+++ Provided records +++
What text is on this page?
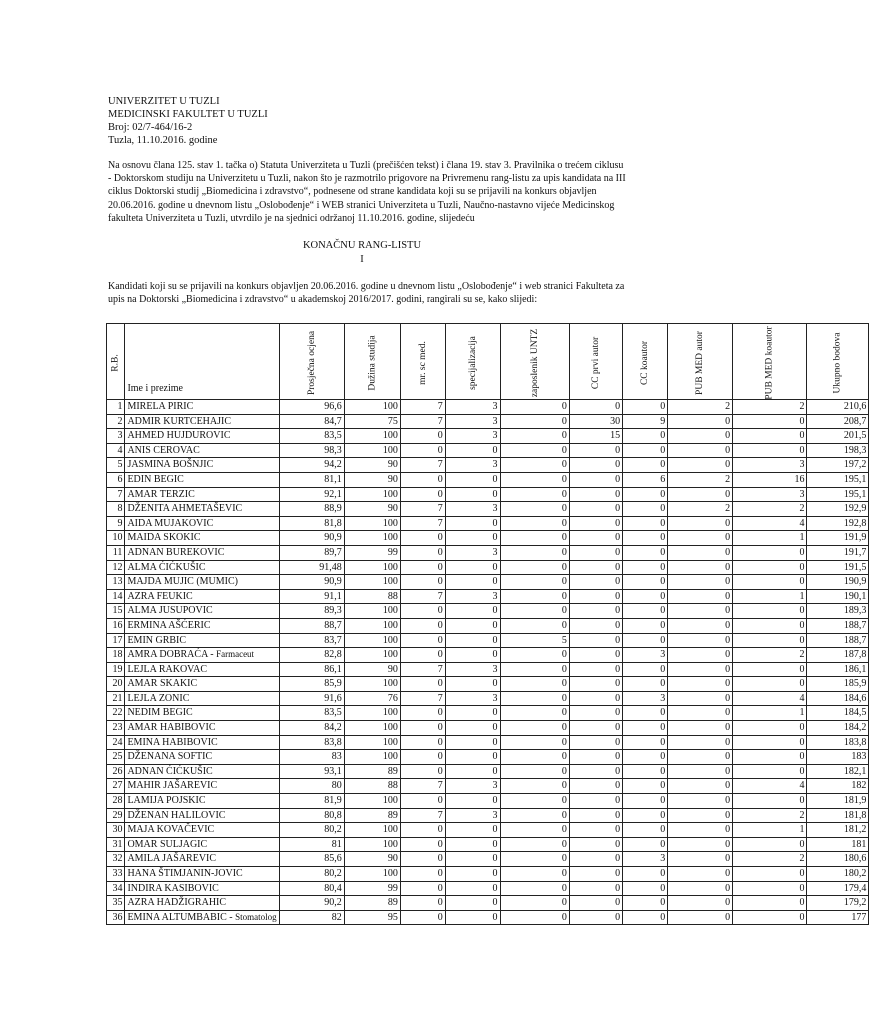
UNIVERZITET U TUZLI
MEDICINSKI FAKULTET U TUZLI
Broj: 02/7-464/16-2
Tuzla, 11.10.2016. godine
Na osnovu člana 125. stav 1. tačka o) Statuta Univerziteta u Tuzli (prečišćen tekst) i člana 19. stav 3. Pravilnika o trećem ciklusu - Doktorskom studiju na Univerzitetu u Tuzli, nakon što je razmotrilo prigovore na Privremenu rang-listu za upis kandidata na III ciklus Doktorski studij „Biomedicina i zdravstvo“, podnesene od strane kandidata koji su se prijavili na konkurs objavljen 20.06.2016. godine u dnevnom listu „Oslobođenje“ i WEB stranici Univerziteta u Tuzli, Naučno-nastavno vijeće Medicinskog fakulteta Univerziteta u Tuzli, utvrdilo je na sjednici održanoj 11.10.2016. godine, slijedeću
KONAČNU RANG-LISTU
I
Kandidati koji su se prijavili na konkurs objavljen 20.06.2016. godine u dnevnom listu „Oslobođenje“ i web stranici Fakulteta za upis na Doktorski „Biomedicina i zdravstvo“ u akademskoj 2016/2017. godini, rangirali su se, kako slijedi:
R.B.	Ime i prezime	Prosječna ocjena	Dužina studija	mr. sc med.	specijalizacija	zaposlenik UNTZ	CC prvi autor	CC koautor	PUB MED autor	PUB MED koautor	Ukupno bodova

1	MIRELA PIRIC	96,6	100	7	3	0	0	0	2	2	210,6
2	ADMIR KURTCEHAJIC	84,7	75	7	3	0	30	9	0	0	208,7
3	AHMED HUJDUROVIC	83,5	100	0	3	0	15	0	0	0	201,5
4	ANIS CEROVAC	98,3	100	0	0	0	0	0	0	0	198,3
5	JASMINA BOŠNJIC	94,2	90	7	3	0	0	0	0	3	197,2
6	EDIN BEGIC	81,1	90	0	0	0	0	6	2	16	195,1
7	AMAR TERZIC	92,1	100	0	0	0	0	0	0	3	195,1
8	DŽENITA AHMETAŠEVIC	88,9	90	7	3	0	0	0	2	2	192,9
9	AIDA MUJAKOVIC	81,8	100	7	0	0	0	0	0	4	192,8
10	MAIDA SKOKIC	90,9	100	0	0	0	0	0	0	1	191,9
11	ADNAN BUREKOVIC	89,7	99	0	3	0	0	0	0	0	191,7
12	ALMA ĆIĆKUŠIC	91,48	100	0	0	0	0	0	0	0	191,5
13	MAJDA MUJIC (MUMIC)	90,9	100	0	0	0	0	0	0	0	190,9
14	AZRA FEUKIC	91,1	88	7	3	0	0	0	0	1	190,1
15	ALMA JUSUPOVIC	89,3	100	0	0	0	0	0	0	0	189,3
16	ERMINA AŠĆERIC	88,7	100	0	0	0	0	0	0	0	188,7
17	EMIN GRBIC	83,7	100	0	0	5	0	0	0	0	188,7
18	AMRA DOBRAĆA - Farmaceut	82,8	100	0	0	0	0	3	0	2	187,8
19	LEJLA RAKOVAC	86,1	90	7	3	0	0	0	0	0	186,1
20	AMAR SKAKIC	85,9	100	0	0	0	0	0	0	0	185,9
21	LEJLA ZONIC	91,6	76	7	3	0	0	3	0	4	184,6
22	NEDIM BEGIC	83,5	100	0	0	0	0	0	0	1	184,5
23	AMAR HABIBOVIC	84,2	100	0	0	0	0	0	0	0	184,2
24	EMINA HABIBOVIC	83,8	100	0	0	0	0	0	0	0	183,8
25	DŽENANA SOFTIC	83	100	0	0	0	0	0	0	0	183
26	ADNAN ĆIĆKUŠIC	93,1	89	0	0	0	0	0	0	0	182,1
27	MAHIR JAŠAREVIC	80	88	7	3	0	0	0	0	4	182
28	LAMIJA POJSKIC	81,9	100	0	0	0	0	0	0	0	181,9
29	DŽENAN HALILOVIC	80,8	89	7	3	0	0	0	0	2	181,8
30	MAJA KOVAČEVIC	80,2	100	0	0	0	0	0	0	1	181,2
31	OMAR SULJAGIC	81	100	0	0	0	0	0	0	0	181
32	AMILA JAŠAREVIC	85,6	90	0	0	0	0	3	0	2	180,6
33	HANA ŠTIMJANIN-JOVIC	80,2	100	0	0	0	0	0	0	0	180,2
34	INDIRA KASIBOVIC	80,4	99	0	0	0	0	0	0	0	179,4
35	AZRA HADŽIGRAHIC	90,2	89	0	0	0	0	0	0	0	179,2
36	EMINA ALTUMBABIC - Stomatolog	82	95	0	0	0	0	0	0	0	177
+++
- **Task details**
Check each line of the records for "JAŠAREVIC" and copy the ones that contain it.

- **Exercise response**
27	MAHIR JAŠAREVIC	80	88	7	3	0	0	0	0	4	182
32	AMILA JAŠAREVIC	85,6	90	0	0	0	0	3	0	2	180,6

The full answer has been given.